> [Description of the task]: List every line in this data where the string "Получение" occurs.
--- Supplied data ---
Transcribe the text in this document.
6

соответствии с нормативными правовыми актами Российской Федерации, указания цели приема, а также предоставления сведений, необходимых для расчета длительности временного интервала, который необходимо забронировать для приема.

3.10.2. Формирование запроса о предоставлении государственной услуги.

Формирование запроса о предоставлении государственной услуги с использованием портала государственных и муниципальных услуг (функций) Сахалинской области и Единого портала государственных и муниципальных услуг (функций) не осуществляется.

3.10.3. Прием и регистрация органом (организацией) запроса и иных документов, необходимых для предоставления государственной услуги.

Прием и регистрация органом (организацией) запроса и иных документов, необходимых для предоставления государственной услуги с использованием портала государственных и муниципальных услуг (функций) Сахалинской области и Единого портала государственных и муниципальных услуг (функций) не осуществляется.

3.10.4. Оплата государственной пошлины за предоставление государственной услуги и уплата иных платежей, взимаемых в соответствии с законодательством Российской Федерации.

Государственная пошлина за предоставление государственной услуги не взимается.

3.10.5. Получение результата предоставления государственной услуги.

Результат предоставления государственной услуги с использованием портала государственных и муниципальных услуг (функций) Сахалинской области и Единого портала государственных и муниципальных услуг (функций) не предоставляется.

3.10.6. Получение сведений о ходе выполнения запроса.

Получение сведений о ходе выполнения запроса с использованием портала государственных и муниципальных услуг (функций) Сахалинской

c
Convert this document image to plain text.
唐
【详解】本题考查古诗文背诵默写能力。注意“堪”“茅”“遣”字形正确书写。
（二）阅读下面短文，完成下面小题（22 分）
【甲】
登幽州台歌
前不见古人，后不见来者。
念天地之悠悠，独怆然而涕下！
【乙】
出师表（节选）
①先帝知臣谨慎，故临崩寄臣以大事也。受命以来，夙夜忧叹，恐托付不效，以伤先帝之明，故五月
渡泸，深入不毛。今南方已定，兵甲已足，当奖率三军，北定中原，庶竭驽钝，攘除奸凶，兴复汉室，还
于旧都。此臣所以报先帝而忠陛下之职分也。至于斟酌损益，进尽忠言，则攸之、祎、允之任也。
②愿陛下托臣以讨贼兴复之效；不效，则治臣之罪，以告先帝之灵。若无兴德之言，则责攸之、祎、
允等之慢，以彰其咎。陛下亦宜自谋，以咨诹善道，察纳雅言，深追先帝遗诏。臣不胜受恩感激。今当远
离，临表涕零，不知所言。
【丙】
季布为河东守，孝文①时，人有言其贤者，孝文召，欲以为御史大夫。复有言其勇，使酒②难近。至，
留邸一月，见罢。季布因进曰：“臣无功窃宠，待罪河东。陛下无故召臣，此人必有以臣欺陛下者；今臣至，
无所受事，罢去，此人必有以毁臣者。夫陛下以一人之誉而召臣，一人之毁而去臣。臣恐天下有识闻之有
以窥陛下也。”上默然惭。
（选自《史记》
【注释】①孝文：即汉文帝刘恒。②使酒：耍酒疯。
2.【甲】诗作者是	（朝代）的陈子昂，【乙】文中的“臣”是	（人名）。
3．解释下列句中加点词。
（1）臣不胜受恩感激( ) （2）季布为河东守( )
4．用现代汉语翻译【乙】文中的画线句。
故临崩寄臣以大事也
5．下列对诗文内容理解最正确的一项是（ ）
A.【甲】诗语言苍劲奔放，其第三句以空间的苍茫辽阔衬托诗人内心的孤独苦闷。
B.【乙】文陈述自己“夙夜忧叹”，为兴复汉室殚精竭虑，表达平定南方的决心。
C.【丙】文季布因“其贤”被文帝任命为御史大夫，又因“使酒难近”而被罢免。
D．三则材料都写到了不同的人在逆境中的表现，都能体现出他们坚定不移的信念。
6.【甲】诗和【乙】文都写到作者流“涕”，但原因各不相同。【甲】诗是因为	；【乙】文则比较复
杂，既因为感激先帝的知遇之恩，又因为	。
---
> [Final result]:
3.10.5. Получение результата предоставления государственной услуги.
3.10.6. Получение сведений о ходе выполнения запроса.
Получение сведений о ходе выполнения запроса с использованием портала государственных и муниципальных услуг (функций) Сахалинской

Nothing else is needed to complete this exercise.